• **Collected data**:
++++
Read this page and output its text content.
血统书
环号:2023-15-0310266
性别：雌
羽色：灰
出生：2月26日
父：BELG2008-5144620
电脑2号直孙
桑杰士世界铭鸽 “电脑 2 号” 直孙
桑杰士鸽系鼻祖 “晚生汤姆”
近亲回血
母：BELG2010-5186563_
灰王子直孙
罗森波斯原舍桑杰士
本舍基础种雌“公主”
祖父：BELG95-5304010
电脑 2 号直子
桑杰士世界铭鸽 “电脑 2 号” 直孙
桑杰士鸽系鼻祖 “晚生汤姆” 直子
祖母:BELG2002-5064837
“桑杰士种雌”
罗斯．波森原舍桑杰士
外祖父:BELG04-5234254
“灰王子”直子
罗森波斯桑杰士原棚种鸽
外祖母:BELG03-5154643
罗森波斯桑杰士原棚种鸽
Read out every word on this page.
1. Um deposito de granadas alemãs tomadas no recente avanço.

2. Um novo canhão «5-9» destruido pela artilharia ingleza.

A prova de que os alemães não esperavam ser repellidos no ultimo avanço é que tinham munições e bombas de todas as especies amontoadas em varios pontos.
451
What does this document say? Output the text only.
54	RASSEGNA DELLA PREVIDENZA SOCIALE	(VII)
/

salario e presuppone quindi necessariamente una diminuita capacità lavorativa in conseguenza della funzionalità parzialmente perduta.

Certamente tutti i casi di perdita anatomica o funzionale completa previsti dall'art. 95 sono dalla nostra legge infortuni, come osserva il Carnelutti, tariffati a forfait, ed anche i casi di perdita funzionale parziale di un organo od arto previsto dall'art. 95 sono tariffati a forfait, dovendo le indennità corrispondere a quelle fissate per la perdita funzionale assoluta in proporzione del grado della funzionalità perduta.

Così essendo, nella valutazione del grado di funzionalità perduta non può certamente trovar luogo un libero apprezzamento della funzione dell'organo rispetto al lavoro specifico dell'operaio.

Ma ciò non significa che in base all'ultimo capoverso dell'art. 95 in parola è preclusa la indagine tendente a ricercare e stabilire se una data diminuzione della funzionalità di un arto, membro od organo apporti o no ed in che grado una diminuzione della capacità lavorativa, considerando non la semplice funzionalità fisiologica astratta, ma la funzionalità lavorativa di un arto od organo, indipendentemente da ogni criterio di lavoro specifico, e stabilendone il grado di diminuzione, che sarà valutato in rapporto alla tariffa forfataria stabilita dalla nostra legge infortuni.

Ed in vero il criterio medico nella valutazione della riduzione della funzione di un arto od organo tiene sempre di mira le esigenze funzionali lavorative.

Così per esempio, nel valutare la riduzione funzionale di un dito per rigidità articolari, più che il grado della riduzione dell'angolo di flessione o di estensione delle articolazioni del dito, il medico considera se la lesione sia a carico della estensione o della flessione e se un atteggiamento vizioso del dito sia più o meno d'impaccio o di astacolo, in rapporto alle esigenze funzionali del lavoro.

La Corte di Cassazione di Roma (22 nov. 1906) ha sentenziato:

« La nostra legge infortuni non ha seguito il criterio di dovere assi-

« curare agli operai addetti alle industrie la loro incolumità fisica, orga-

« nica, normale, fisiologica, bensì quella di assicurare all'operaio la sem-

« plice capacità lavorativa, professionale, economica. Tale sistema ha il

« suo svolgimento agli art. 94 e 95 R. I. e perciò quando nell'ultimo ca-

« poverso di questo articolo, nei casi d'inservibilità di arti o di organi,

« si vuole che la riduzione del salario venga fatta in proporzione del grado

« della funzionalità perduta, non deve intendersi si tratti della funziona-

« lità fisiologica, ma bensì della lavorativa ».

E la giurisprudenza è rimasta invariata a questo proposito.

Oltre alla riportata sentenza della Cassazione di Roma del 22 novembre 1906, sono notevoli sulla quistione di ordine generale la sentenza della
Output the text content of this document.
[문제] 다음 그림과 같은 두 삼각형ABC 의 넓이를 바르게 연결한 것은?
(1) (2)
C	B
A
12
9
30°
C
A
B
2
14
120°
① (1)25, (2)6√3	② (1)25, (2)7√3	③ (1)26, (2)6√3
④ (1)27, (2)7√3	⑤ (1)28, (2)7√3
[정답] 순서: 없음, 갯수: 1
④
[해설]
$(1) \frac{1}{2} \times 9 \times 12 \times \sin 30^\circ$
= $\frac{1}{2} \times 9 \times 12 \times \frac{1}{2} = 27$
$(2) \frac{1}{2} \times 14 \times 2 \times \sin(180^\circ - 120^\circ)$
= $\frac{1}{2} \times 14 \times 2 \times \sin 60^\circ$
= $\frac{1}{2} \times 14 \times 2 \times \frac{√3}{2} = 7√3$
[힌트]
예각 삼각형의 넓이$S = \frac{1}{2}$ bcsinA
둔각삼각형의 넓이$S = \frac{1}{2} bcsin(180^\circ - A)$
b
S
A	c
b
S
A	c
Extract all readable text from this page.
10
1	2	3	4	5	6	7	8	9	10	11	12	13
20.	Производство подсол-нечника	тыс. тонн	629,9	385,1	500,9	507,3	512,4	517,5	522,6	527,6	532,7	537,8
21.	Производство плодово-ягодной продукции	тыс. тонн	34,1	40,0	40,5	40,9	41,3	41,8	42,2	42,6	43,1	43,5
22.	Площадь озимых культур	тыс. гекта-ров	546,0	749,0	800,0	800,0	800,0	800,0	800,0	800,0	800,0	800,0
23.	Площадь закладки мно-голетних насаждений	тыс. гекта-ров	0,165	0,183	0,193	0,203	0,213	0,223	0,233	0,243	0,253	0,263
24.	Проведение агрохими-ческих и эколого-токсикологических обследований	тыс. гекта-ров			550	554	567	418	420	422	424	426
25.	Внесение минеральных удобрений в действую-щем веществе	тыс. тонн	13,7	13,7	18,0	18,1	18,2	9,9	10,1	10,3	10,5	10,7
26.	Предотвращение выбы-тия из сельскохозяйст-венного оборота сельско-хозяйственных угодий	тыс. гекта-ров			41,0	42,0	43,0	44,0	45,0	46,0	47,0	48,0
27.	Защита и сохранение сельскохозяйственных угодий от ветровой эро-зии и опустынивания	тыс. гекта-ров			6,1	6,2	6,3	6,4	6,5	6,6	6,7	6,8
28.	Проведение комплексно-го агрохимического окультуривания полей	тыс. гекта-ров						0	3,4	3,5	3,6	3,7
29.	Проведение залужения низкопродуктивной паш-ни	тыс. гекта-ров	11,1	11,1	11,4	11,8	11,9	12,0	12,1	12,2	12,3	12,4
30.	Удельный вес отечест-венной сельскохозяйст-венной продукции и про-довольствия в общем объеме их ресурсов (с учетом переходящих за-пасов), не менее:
++++
• **Problem statement**:
Restate each record word for word.

• **Completed task**:
Read this page and output its text content.
血统书
环号:2023-15-0310266
性别：雌
羽色：灰
出生：2月26日
父：BELG2008-5144620
电脑2号直孙
桑杰士世界铭鸽 “电脑 2 号” 直孙
桑杰士鸽系鼻祖 “晚生汤姆”
近亲回血
母：BELG2010-5186563_
灰王子直孙
罗森波斯原舍桑杰士
本舍基础种雌“公主”
祖父：BELG95-5304010
电脑 2 号直子
桑杰士世界铭鸽 “电脑 2 号” 直孙
桑杰士鸽系鼻祖 “晚生汤姆” 直子
祖母:BELG2002-5064837
“桑杰士种雌”
罗斯．波森原舍桑杰士
外祖父:BELG04-5234254
“灰王子”直子
罗森波斯桑杰士原棚种鸽
外祖母:BELG03-5154643
罗森波斯桑杰士原棚种鸽
Read out every word on this page.
1. Um deposito de granadas alemãs tomadas no recente avanço.

2. Um novo canhão «5-9» destruido pela artilharia ingleza.

A prova de que os alemães não esperavam ser repellidos no ultimo avanço é que tinham munições e bombas de todas as especies amontoadas em varios pontos.
451
What does this document say? Output the text only.
54	RASSEGNA DELLA PREVIDENZA SOCIALE	(VII)
/

salario e presuppone quindi necessariamente una diminuita capacità lavorativa in conseguenza della funzionalità parzialmente perduta.

Certamente tutti i casi di perdita anatomica o funzionale completa previsti dall'art. 95 sono dalla nostra legge infortuni, come osserva il Carnelutti, tariffati a forfait, ed anche i casi di perdita funzionale parziale di un organo od arto previsto dall'art. 95 sono tariffati a forfait, dovendo le indennità corrispondere a quelle fissate per la perdita funzionale assoluta in proporzione del grado della funzionalità perduta.

Così essendo, nella valutazione del grado di funzionalità perduta non può certamente trovar luogo un libero apprezzamento della funzione dell'organo rispetto al lavoro specifico dell'operaio.

Ma ciò non significa che in base all'ultimo capoverso dell'art. 95 in parola è preclusa la indagine tendente a ricercare e stabilire se una data diminuzione della funzionalità di un arto, membro od organo apporti o no ed in che grado una diminuzione della capacità lavorativa, considerando non la semplice funzionalità fisiologica astratta, ma la funzionalità lavorativa di un arto od organo, indipendentemente da ogni criterio di lavoro specifico, e stabilendone il grado di diminuzione, che sarà valutato in rapporto alla tariffa forfataria stabilita dalla nostra legge infortuni.

Ed in vero il criterio medico nella valutazione della riduzione della funzione di un arto od organo tiene sempre di mira le esigenze funzionali lavorative.

Così per esempio, nel valutare la riduzione funzionale di un dito per rigidità articolari, più che il grado della riduzione dell'angolo di flessione o di estensione delle articolazioni del dito, il medico considera se la lesione sia a carico della estensione o della flessione e se un atteggiamento vizioso del dito sia più o meno d'impaccio o di astacolo, in rapporto alle esigenze funzionali del lavoro.

La Corte di Cassazione di Roma (22 nov. 1906) ha sentenziato:

« La nostra legge infortuni non ha seguito il criterio di dovere assi-

« curare agli operai addetti alle industrie la loro incolumità fisica, orga-

« nica, normale, fisiologica, bensì quella di assicurare all'operaio la sem-

« plice capacità lavorativa, professionale, economica. Tale sistema ha il

« suo svolgimento agli art. 94 e 95 R. I. e perciò quando nell'ultimo ca-

« poverso di questo articolo, nei casi d'inservibilità di arti o di organi,

« si vuole che la riduzione del salario venga fatta in proporzione del grado

« della funzionalità perduta, non deve intendersi si tratti della funziona-

« lità fisiologica, ma bensì della lavorativa ».

E la giurisprudenza è rimasta invariata a questo proposito.

Oltre alla riportata sentenza della Cassazione di Roma del 22 novembre 1906, sono notevoli sulla quistione di ordine generale la sentenza della
Output the text content of this document.
[문제] 다음 그림과 같은 두 삼각형ABC 의 넓이를 바르게 연결한 것은?
(1) (2)
C	B
A
12
9
30°
C
A
B
2
14
120°
① (1)25, (2)6√3	② (1)25, (2)7√3	③ (1)26, (2)6√3
④ (1)27, (2)7√3	⑤ (1)28, (2)7√3
[정답] 순서: 없음, 갯수: 1
④
[해설]
$(1) \frac{1}{2} \times 9 \times 12 \times \sin 30^\circ$
= $\frac{1}{2} \times 9 \times 12 \times \frac{1}{2} = 27$
$(2) \frac{1}{2} \times 14 \times 2 \times \sin(180^\circ - 120^\circ)$
= $\frac{1}{2} \times 14 \times 2 \times \sin 60^\circ$
= $\frac{1}{2} \times 14 \times 2 \times \frac{√3}{2} = 7√3$
[힌트]
예각 삼각형의 넓이$S = \frac{1}{2}$ bcsinA
둔각삼각형의 넓이$S = \frac{1}{2} bcsin(180^\circ - A)$
b
S
A	c
b
S
A	c
Extract all readable text from this page.
10
1	2	3	4	5	6	7	8	9	10	11	12	13
20.	Производство подсол-нечника	тыс. тонн	629,9	385,1	500,9	507,3	512,4	517,5	522,6	527,6	532,7	537,8
21.	Производство плодово-ягодной продукции	тыс. тонн	34,1	40,0	40,5	40,9	41,3	41,8	42,2	42,6	43,1	43,5
22.	Площадь озимых культур	тыс. гекта-ров	546,0	749,0	800,0	800,0	800,0	800,0	800,0	800,0	800,0	800,0
23.	Площадь закладки мно-голетних насаждений	тыс. гекта-ров	0,165	0,183	0,193	0,203	0,213	0,223	0,233	0,243	0,253	0,263
24.	Проведение агрохими-ческих и эколого-токсикологических обследований	тыс. гекта-ров			550	554	567	418	420	422	424	426
25.	Внесение минеральных удобрений в действую-щем веществе	тыс. тонн	13,7	13,7	18,0	18,1	18,2	9,9	10,1	10,3	10,5	10,7
26.	Предотвращение выбы-тия из сельскохозяйст-венного оборота сельско-хозяйственных угодий	тыс. гекта-ров			41,0	42,0	43,0	44,0	45,0	46,0	47,0	48,0
27.	Защита и сохранение сельскохозяйственных угодий от ветровой эро-зии и опустынивания	тыс. гекта-ров			6,1	6,2	6,3	6,4	6,5	6,6	6,7	6,8
28.	Проведение комплексно-го агрохимического окультуривания полей	тыс. гекта-ров						0	3,4	3,5	3,6	3,7
29.	Проведение залужения низкопродуктивной паш-ни	тыс. гекта-ров	11,1	11,1	11,4	11,8	11,9	12,0	12,1	12,2	12,3	12,4
30.	Удельный вес отечест-венной сельскохозяйст-венной продукции и про-довольствия в общем объеме их ресурсов (с учетом переходящих за-пасов), не менее:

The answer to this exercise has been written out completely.